* [What you need to do]:
Every entry below should be printed exactly, without its images.

* [Figure data in JSON]:
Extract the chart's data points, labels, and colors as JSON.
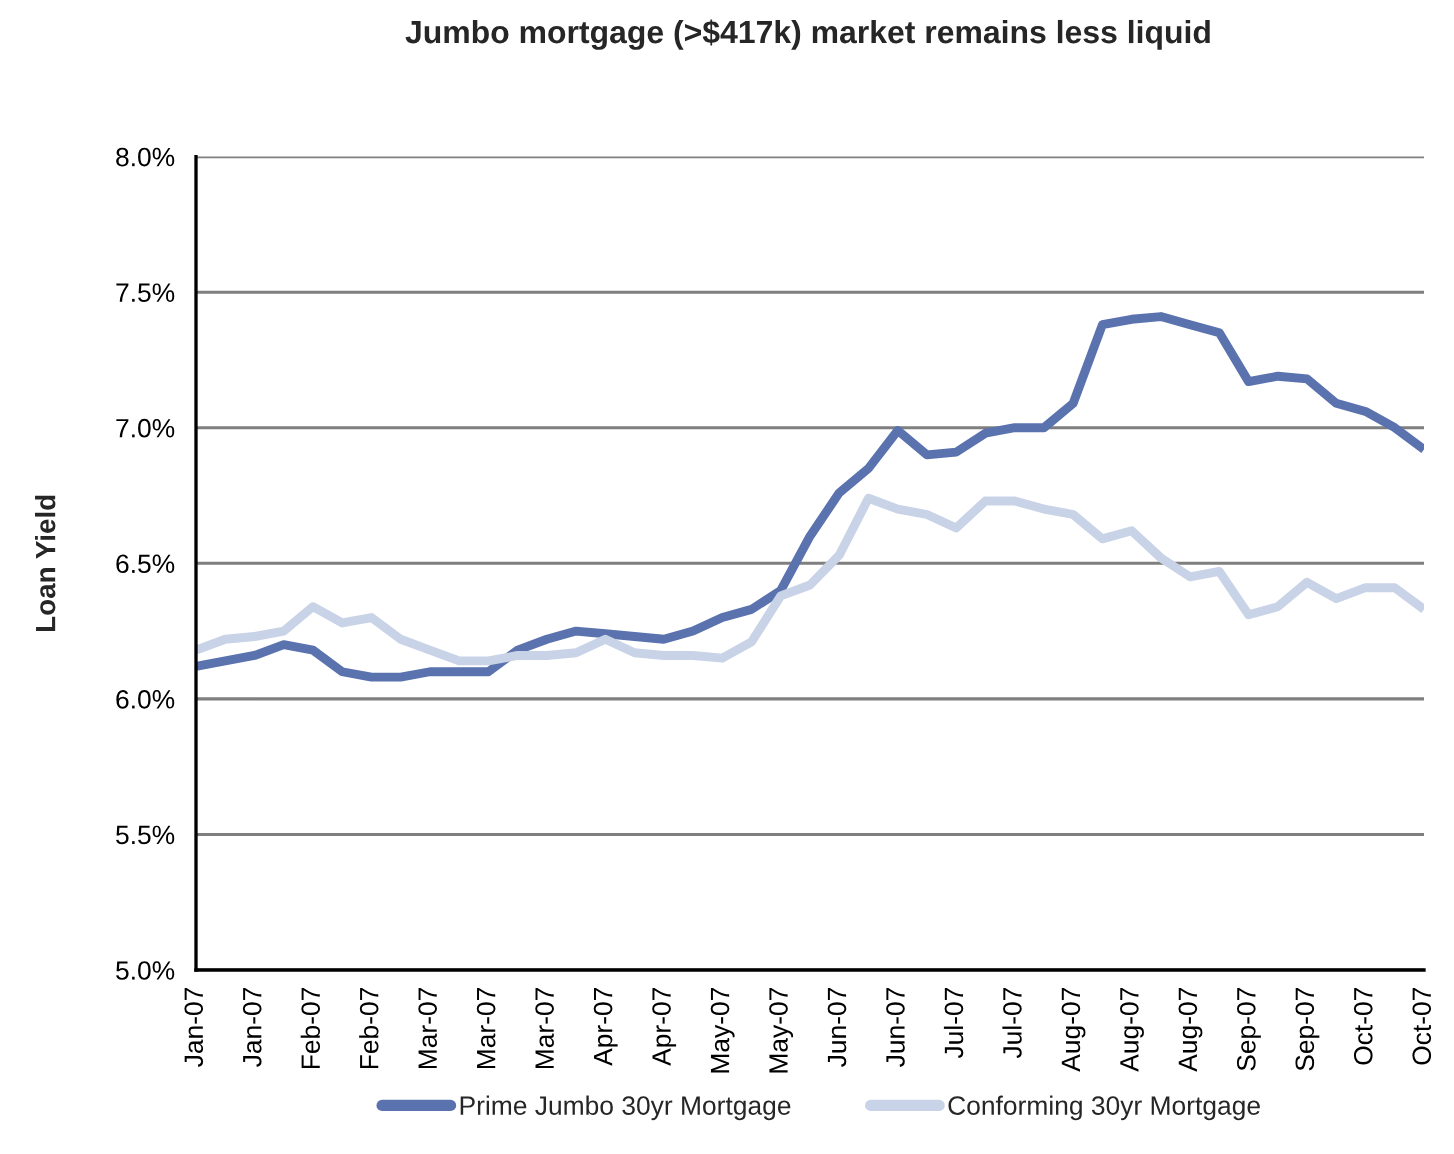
{
  "chart_data": {
    "type": "line",
    "title": "Jumbo mortgage (>$417k) market remains less liquid",
    "ylabel": "Loan Yield",
    "categories": [
      "Jan-07",
      null,
      "Jan-07",
      null,
      "Feb-07",
      null,
      "Feb-07",
      null,
      "Mar-07",
      null,
      "Mar-07",
      null,
      "Mar-07",
      null,
      "Apr-07",
      null,
      "Apr-07",
      null,
      "May-07",
      null,
      "May-07",
      null,
      "Jun-07",
      null,
      "Jun-07",
      null,
      "Jul-07",
      null,
      "Jul-07",
      null,
      "Aug-07",
      null,
      "Aug-07",
      null,
      "Aug-07",
      null,
      "Sep-07",
      null,
      "Sep-07",
      null,
      "Oct-07",
      null,
      "Oct-07"
    ],
    "series": [
      {
        "name": "Prime Jumbo 30yr Mortgage",
        "color": "#5a72ae",
        "values": [
          6.12,
          6.14,
          6.16,
          6.2,
          6.18,
          6.1,
          6.08,
          6.08,
          6.1,
          6.1,
          6.1,
          6.18,
          6.22,
          6.25,
          6.24,
          6.23,
          6.22,
          6.25,
          6.3,
          6.33,
          6.4,
          6.6,
          6.76,
          6.85,
          6.99,
          6.9,
          6.91,
          6.98,
          7.0,
          7.0,
          7.09,
          7.38,
          7.4,
          7.41,
          7.38,
          7.35,
          7.17,
          7.19,
          7.18,
          7.09,
          7.06,
          7.0,
          6.92
        ]
      },
      {
        "name": "Conforming 30yr Mortgage",
        "color": "#c9d3e7",
        "values": [
          6.18,
          6.22,
          6.23,
          6.25,
          6.34,
          6.28,
          6.3,
          6.22,
          6.18,
          6.14,
          6.14,
          6.16,
          6.16,
          6.17,
          6.22,
          6.17,
          6.16,
          6.16,
          6.15,
          6.21,
          6.38,
          6.42,
          6.53,
          6.74,
          6.7,
          6.68,
          6.63,
          6.73,
          6.73,
          6.7,
          6.68,
          6.59,
          6.62,
          6.52,
          6.45,
          6.47,
          6.31,
          6.34,
          6.43,
          6.37,
          6.41,
          6.41,
          6.33
        ]
      }
    ],
    "ylim": [
      5.0,
      8.0
    ],
    "yticks": [
      {
        "value": 5.0,
        "label": "5.0%"
      },
      {
        "value": 5.5,
        "label": "5.5%"
      },
      {
        "value": 6.0,
        "label": "6.0%"
      },
      {
        "value": 6.5,
        "label": "6.5%"
      },
      {
        "value": 7.0,
        "label": "7.0%"
      },
      {
        "value": 7.5,
        "label": "7.5%"
      },
      {
        "value": 8.0,
        "label": "8.0%"
      }
    ],
    "grid": "y",
    "legend": "bottom"
  }
}
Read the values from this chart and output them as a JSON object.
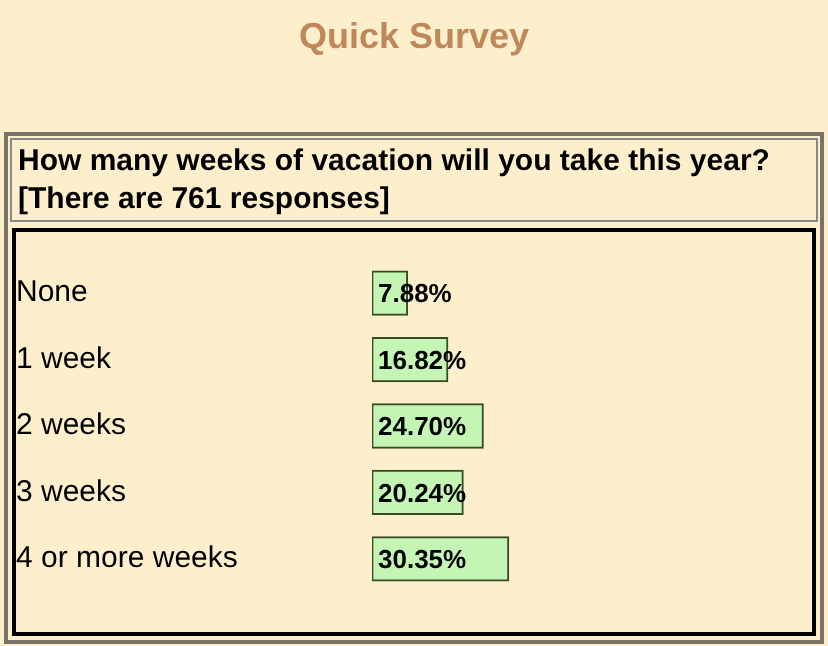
{
  "chart_data": {
    "type": "bar",
    "orientation": "horizontal",
    "title": "Quick Survey",
    "subtitle": "How many weeks of vacation will you take this year?\n[There are 761 responses]",
    "categories": [
      "None",
      "1 week",
      "2 weeks",
      "3 weeks",
      "4 or more weeks"
    ],
    "values": [
      7.88,
      16.82,
      24.7,
      20.24,
      30.35
    ],
    "value_labels": [
      "7.88%",
      "16.82%",
      "24.70%",
      "20.24%",
      "30.35%"
    ],
    "color": "#c4f5b4",
    "tick_labels": "y"
  }
}
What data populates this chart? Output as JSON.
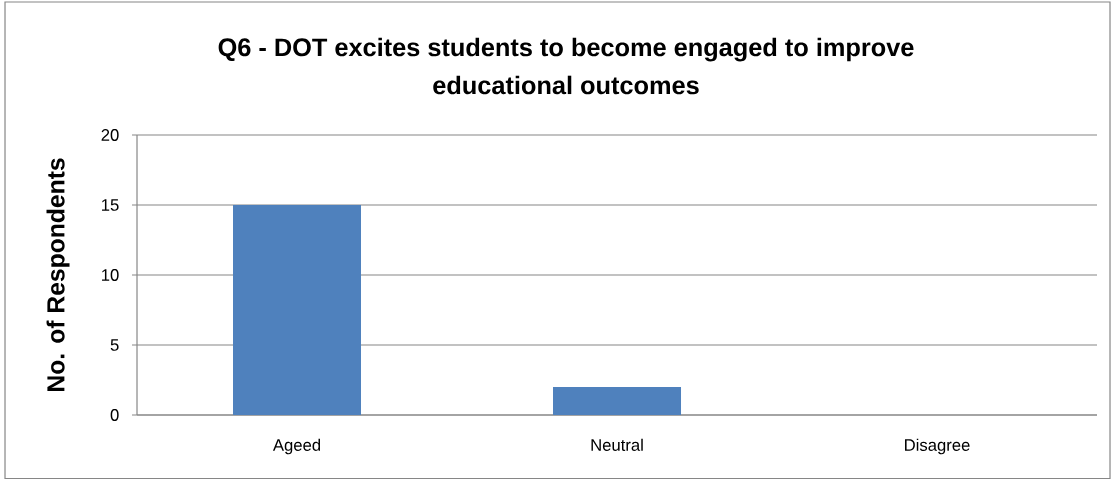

* [Solution for this task]:
Extract the chart's data points, labels, and colors as JSON.
{
  "chart_data": {
    "type": "line",
    "title": "Jumbo mortgage (>$417k) market remains less liquid",
    "ylabel": "Loan Yield",
    "categories": [
      "Jan-07",
      null,
      "Jan-07",
      null,
      "Feb-07",
      null,
      "Feb-07",
      null,
      "Mar-07",
      null,
      "Mar-07",
      null,
      "Mar-07",
      null,
      "Apr-07",
      null,
      "Apr-07",
      null,
      "May-07",
      null,
      "May-07",
      null,
      "Jun-07",
      null,
      "Jun-07",
      null,
      "Jul-07",
      null,
      "Jul-07",
      null,
      "Aug-07",
      null,
      "Aug-07",
      null,
      "Aug-07",
      null,
      "Sep-07",
      null,
      "Sep-07",
      null,
      "Oct-07",
      null,
      "Oct-07"
    ],
    "series": [
      {
        "name": "Prime Jumbo 30yr Mortgage",
        "color": "#5a72ae",
        "values": [
          6.12,
          6.14,
          6.16,
          6.2,
          6.18,
          6.1,
          6.08,
          6.08,
          6.1,
          6.1,
          6.1,
          6.18,
          6.22,
          6.25,
          6.24,
          6.23,
          6.22,
          6.25,
          6.3,
          6.33,
          6.4,
          6.6,
          6.76,
          6.85,
          6.99,
          6.9,
          6.91,
          6.98,
          7.0,
          7.0,
          7.09,
          7.38,
          7.4,
          7.41,
          7.38,
          7.35,
          7.17,
          7.19,
          7.18,
          7.09,
          7.06,
          7.0,
          6.92
        ]
      },
      {
        "name": "Conforming 30yr Mortgage",
        "color": "#c9d3e7",
        "values": [
          6.18,
          6.22,
          6.23,
          6.25,
          6.34,
          6.28,
          6.3,
          6.22,
          6.18,
          6.14,
          6.14,
          6.16,
          6.16,
          6.17,
          6.22,
          6.17,
          6.16,
          6.16,
          6.15,
          6.21,
          6.38,
          6.42,
          6.53,
          6.74,
          6.7,
          6.68,
          6.63,
          6.73,
          6.73,
          6.7,
          6.68,
          6.59,
          6.62,
          6.52,
          6.45,
          6.47,
          6.31,
          6.34,
          6.43,
          6.37,
          6.41,
          6.41,
          6.33
        ]
      }
    ],
    "ylim": [
      5.0,
      8.0
    ],
    "yticks": [
      {
        "value": 5.0,
        "label": "5.0%"
      },
      {
        "value": 5.5,
        "label": "5.5%"
      },
      {
        "value": 6.0,
        "label": "6.0%"
      },
      {
        "value": 6.5,
        "label": "6.5%"
      },
      {
        "value": 7.0,
        "label": "7.0%"
      },
      {
        "value": 7.5,
        "label": "7.5%"
      },
      {
        "value": 8.0,
        "label": "8.0%"
      }
    ],
    "grid": "y",
    "legend": "bottom"
  }
}
Read the values from this chart and output them as a JSON object.
{
  "chart_data": {
    "type": "bar",
    "orientation": "horizontal",
    "title": "Quick Survey",
    "subtitle": "How many weeks of vacation will you take this year?\n[There are 761 responses]",
    "categories": [
      "None",
      "1 week",
      "2 weeks",
      "3 weeks",
      "4 or more weeks"
    ],
    "values": [
      7.88,
      16.82,
      24.7,
      20.24,
      30.35
    ],
    "value_labels": [
      "7.88%",
      "16.82%",
      "24.70%",
      "20.24%",
      "30.35%"
    ],
    "color": "#c4f5b4",
    "tick_labels": "y"
  }
}
What data populates this chart? Output as JSON.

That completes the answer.